START Document extract


  • Samsung Galaxy Tab 4 Nook ($180)

    Bottom Line: Skip It

    Samsung's Galaxy Tab 4 Nook deserves a pass, and not because of its ridiculous name. Despite its long battery life and $200 worth of included Barnes & Noble content, this 7-incher has a disappointingly low-res display and confusing settings menus that will hurt your head too much to enjoy a book. Unless you're heavily invested in the Nook ecosystem, you're better off with the $140 Amazon Fire HD 7, which offers a richer screen and better parental controls for a lower price.

  • Samsung Galaxy Note Pro 12.2 ($750)

    Bottom Line: Consider It

    The ultimate Android tablet for professionals sports a massive 12.2-inch display, a built-in S Pen for taking notes and a full-size touch keyboard that mirrors what you'll find on a laptop. The Galaxy Note Pro is also a multi-tasker's dream, thanks to an enhanced Multi Window feature that lets you run four apps simultaneously on the 2650 x 1600-pixel display. You'll also find a pre-loaded copy of Hancom Office for editing and viewing documents. That said, $749 is pricey for a tablet, and the sheer size of the Note Pro 12.2 will turn some buyers off.

  • Samsung Galaxy Tab 3 7.0 Kids ($200)

END Document extract

(Tasks for this exercise)
1) Name every tablet mentioned in the tablet reviews.
2) Pick up the tablet reviews where they end, after the heading for the Samsung Galaxy Tab 3 7.0 Kids.

START Entries supplied

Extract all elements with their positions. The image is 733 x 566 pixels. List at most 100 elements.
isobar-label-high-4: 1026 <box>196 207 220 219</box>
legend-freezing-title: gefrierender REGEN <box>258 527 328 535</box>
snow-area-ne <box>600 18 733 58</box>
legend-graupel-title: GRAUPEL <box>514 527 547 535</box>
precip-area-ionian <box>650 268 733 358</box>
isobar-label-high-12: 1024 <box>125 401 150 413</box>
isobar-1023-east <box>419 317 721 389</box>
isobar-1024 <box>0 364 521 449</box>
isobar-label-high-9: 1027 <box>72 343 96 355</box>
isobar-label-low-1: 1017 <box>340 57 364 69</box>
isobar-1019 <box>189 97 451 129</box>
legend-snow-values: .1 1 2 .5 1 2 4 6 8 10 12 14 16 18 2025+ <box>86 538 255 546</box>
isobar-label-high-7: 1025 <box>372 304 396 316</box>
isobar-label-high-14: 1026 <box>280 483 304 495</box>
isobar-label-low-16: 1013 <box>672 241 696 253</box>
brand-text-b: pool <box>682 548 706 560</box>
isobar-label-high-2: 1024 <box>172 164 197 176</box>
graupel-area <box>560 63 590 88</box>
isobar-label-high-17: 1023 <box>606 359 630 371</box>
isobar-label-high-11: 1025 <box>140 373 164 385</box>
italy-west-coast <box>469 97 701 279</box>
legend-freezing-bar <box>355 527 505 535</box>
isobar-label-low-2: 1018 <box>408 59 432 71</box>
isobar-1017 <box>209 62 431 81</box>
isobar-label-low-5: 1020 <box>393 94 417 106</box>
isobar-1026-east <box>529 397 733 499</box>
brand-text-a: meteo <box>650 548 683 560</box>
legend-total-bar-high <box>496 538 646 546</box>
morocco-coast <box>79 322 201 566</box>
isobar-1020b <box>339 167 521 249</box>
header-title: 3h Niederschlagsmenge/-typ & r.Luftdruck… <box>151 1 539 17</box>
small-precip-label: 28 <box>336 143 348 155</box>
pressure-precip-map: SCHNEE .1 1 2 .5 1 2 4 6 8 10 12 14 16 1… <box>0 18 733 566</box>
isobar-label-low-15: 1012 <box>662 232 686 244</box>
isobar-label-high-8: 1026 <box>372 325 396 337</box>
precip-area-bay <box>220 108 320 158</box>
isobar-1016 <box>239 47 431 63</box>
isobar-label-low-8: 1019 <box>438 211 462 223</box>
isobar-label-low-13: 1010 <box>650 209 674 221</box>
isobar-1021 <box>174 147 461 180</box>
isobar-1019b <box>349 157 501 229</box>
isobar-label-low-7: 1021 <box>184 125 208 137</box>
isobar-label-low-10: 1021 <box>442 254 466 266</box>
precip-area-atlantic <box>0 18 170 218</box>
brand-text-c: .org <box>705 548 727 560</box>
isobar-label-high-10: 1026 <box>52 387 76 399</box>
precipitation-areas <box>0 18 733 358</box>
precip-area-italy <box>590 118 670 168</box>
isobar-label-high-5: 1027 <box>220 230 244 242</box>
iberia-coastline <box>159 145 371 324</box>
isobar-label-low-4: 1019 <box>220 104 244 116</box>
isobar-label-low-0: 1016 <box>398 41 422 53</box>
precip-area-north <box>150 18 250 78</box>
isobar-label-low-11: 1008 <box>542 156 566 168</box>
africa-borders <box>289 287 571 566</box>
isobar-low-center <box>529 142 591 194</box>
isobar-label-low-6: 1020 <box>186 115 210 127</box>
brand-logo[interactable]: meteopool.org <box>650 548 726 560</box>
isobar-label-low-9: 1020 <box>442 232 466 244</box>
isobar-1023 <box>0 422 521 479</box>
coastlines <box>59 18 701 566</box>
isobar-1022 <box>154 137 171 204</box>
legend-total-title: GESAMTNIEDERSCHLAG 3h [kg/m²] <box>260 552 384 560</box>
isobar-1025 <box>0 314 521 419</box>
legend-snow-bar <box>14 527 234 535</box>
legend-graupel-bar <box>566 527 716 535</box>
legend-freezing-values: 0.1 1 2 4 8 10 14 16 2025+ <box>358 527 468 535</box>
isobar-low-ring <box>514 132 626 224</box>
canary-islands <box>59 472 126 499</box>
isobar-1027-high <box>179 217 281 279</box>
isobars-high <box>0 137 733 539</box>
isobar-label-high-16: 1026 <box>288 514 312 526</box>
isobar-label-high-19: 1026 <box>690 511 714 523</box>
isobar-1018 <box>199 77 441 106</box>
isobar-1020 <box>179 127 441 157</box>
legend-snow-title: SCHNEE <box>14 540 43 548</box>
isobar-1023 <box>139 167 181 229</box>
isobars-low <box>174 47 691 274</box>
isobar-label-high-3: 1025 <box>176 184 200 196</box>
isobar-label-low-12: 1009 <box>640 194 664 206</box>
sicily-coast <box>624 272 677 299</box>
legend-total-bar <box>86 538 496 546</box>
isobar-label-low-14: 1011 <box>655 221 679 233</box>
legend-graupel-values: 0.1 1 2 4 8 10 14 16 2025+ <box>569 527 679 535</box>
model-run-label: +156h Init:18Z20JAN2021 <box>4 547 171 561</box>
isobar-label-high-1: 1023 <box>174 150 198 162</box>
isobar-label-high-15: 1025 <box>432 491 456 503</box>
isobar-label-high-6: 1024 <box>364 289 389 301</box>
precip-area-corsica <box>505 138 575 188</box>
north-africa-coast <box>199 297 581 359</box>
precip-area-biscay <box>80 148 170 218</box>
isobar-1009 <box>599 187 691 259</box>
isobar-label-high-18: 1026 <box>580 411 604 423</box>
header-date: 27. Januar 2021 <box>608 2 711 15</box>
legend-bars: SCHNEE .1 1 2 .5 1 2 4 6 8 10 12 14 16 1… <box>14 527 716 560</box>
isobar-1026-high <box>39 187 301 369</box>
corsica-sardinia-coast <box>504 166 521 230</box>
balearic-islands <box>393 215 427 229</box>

END Entries supplied

(Per-task answers)
1)
Samsung Galaxy Tab 4 Nook
Samsung Galaxy Note Pro 12.2
Samsung Galaxy Tab 3 7.0 Kids
Amazon Fire HD 7

2)
    Bottom Line: Skip It

    This colorful tablet for children has the same specs as its cheaper brother but adds a plethora of preloaded educational games, entertainment and e-book apps. There's also a new Kids' Store and a Time Management feature that lets parents set usage periods. However, the much cheaper Amazon Fire HD 7 ($140) has a sharper display and a more robust FreeTime feature that goes further with a built-in reward system. The Tab 3 7.0 Kids isn't a bad option, but it's too pricey for what it delivers.

  • Samsung Galaxy Tab 4 7.0 ($163)

    Bottom Line: Consider It

    If you don't have the budget for Samsung's more premium Tab S line, the Galaxy Tab 4 7.0 is a worthy and wallet-friendly alternative. This 7-inch slate packs a crisp 1280 x 800 display, which is perfectly suited to using multiple apps at once using the tablet's Multi Window mode. Sporting a lightweight, comfy design and Samsung's typically feature-rich Kids Mode, the Tab 4 7.0 is one of Samsung's best slates you can get without breaking the bank.

  • Samsung Galaxy Note 8 ($329)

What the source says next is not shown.